-- START OF Exercise input --
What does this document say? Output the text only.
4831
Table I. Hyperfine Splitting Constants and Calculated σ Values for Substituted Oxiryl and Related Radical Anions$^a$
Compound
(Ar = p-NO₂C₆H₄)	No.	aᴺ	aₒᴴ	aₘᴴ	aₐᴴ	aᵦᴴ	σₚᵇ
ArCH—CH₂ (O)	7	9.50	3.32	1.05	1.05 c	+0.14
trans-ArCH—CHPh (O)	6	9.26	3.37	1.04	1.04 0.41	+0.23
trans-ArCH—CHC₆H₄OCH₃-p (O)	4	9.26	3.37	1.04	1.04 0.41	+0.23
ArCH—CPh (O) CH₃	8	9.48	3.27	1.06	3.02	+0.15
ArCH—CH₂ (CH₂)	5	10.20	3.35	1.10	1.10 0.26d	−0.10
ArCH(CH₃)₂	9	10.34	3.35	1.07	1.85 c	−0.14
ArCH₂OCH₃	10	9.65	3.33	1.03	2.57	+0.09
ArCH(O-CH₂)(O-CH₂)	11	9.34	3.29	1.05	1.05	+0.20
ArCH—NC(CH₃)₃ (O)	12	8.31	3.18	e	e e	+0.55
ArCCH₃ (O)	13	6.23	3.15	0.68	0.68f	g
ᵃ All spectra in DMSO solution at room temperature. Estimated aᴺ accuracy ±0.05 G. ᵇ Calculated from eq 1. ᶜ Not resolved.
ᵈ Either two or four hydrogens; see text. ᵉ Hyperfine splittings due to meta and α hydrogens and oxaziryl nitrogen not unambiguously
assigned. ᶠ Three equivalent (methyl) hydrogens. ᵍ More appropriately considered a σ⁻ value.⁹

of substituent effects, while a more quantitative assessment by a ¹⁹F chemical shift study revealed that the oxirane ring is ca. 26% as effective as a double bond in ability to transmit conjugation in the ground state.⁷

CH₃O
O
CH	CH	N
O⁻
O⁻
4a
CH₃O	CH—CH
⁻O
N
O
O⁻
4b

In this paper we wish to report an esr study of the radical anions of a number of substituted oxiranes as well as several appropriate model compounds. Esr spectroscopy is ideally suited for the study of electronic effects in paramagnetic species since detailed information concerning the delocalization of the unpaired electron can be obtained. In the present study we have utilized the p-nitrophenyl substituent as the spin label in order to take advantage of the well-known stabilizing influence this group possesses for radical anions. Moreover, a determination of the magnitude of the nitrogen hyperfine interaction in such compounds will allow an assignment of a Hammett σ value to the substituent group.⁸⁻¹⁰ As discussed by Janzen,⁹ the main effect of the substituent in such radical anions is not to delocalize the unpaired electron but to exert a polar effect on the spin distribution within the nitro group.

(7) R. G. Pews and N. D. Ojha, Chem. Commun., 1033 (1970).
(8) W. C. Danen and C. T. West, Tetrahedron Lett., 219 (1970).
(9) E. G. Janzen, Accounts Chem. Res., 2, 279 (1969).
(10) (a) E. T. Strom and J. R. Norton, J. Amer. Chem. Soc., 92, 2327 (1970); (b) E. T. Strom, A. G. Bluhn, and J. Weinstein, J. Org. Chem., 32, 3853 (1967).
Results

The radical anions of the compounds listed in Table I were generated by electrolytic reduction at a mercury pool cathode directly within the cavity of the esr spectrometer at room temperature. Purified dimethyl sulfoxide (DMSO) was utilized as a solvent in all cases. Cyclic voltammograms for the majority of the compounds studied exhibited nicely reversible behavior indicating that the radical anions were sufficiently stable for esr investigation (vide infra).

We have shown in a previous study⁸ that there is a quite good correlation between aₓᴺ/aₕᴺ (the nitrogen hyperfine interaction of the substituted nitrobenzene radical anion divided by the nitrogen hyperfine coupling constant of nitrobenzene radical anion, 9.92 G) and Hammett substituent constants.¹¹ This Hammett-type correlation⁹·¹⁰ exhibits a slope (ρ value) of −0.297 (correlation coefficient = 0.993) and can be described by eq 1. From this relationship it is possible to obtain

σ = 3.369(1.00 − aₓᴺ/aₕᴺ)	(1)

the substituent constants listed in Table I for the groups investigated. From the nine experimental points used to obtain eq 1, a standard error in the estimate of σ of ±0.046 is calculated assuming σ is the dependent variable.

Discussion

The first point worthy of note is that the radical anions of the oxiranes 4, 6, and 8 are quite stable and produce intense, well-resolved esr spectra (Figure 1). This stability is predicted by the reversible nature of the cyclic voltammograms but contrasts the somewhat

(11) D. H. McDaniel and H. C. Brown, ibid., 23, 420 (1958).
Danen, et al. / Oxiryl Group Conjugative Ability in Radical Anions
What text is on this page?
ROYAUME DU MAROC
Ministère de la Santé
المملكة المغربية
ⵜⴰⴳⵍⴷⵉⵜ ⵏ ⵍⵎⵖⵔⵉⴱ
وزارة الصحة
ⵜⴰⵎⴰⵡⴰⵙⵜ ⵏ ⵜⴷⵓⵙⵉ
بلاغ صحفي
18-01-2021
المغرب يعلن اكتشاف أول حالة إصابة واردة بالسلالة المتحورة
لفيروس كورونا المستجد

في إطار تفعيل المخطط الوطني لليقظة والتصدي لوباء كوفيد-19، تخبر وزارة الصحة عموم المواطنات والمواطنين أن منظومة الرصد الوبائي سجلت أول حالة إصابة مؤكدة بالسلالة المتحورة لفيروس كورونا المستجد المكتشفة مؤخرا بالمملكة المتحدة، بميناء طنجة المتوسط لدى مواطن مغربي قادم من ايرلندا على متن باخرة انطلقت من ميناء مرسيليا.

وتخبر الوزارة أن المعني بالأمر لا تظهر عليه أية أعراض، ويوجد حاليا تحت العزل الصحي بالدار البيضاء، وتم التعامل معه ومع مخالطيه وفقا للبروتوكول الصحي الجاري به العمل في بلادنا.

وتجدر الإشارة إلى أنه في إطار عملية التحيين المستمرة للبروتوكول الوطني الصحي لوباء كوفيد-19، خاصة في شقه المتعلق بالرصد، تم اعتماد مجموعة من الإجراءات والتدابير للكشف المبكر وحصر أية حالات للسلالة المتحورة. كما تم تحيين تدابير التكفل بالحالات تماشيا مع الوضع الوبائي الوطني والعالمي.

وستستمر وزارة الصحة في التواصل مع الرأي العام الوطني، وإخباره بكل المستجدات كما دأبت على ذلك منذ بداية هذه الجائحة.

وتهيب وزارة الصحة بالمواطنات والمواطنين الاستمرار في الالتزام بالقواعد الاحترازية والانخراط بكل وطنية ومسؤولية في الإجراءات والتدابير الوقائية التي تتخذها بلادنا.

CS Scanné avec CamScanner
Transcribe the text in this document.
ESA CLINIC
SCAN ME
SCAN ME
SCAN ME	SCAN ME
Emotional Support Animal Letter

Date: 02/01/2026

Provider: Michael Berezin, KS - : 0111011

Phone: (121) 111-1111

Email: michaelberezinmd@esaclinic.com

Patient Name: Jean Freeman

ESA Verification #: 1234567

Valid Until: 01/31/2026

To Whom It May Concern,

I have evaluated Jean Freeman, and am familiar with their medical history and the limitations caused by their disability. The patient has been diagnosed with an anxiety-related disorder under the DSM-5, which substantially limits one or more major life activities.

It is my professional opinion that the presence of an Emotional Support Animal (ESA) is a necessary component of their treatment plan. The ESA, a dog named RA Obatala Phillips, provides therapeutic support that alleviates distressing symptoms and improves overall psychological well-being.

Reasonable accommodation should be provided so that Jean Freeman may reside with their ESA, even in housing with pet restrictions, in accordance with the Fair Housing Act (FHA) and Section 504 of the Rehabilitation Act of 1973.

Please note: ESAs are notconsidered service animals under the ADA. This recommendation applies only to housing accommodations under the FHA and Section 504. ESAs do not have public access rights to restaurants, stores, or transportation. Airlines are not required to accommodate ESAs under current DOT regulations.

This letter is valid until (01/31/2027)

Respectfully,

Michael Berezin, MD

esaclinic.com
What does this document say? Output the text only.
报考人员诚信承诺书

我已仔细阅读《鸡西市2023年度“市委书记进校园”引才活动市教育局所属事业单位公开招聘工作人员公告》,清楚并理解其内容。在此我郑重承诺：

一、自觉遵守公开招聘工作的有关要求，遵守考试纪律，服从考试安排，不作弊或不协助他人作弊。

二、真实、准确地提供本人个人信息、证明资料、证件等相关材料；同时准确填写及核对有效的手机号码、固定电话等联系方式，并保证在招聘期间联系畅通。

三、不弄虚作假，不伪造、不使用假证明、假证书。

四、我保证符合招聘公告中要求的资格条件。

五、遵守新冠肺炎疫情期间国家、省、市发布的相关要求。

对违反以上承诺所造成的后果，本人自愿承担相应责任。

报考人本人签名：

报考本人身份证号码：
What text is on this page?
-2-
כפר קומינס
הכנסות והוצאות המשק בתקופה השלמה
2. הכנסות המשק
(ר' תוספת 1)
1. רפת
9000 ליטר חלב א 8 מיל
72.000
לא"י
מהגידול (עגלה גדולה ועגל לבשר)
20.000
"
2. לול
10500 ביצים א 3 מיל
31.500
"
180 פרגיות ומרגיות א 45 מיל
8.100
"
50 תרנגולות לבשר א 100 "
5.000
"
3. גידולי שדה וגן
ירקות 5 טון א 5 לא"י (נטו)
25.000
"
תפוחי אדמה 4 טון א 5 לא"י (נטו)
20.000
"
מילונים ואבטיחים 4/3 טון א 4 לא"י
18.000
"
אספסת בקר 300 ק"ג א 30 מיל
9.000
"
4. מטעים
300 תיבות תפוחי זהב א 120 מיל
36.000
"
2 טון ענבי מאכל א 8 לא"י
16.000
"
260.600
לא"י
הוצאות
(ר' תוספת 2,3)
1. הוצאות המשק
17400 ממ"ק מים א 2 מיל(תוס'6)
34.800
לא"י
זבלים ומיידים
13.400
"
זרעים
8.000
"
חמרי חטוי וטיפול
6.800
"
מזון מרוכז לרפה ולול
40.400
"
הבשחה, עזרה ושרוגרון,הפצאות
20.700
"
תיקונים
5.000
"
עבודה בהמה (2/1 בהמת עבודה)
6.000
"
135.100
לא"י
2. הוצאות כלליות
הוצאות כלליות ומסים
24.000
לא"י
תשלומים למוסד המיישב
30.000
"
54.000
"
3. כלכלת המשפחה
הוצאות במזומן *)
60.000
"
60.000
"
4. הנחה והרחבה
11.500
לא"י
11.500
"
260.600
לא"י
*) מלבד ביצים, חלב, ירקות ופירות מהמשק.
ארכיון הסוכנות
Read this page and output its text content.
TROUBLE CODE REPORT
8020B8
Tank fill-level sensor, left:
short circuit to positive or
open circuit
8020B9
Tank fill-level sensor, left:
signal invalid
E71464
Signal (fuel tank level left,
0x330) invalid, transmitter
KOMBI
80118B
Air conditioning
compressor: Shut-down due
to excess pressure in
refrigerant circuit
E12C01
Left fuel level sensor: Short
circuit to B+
-- END OF Exercise input --
Please retype, exactly as written, every line from the line containing "Read this page and output its text content." through the last line of the records above, including both of those lines, and nothing else.

Read this page and output its text content.
TROUBLE CODE REPORT
8020B8
Tank fill-level sensor, left:
short circuit to positive or
open circuit
8020B9
Tank fill-level sensor, left:
signal invalid
E71464
Signal (fuel tank level left,
0x330) invalid, transmitter
KOMBI
80118B
Air conditioning
compressor: Shut-down due
to excess pressure in
refrigerant circuit
E12C01
Left fuel level sensor: Short
circuit to B+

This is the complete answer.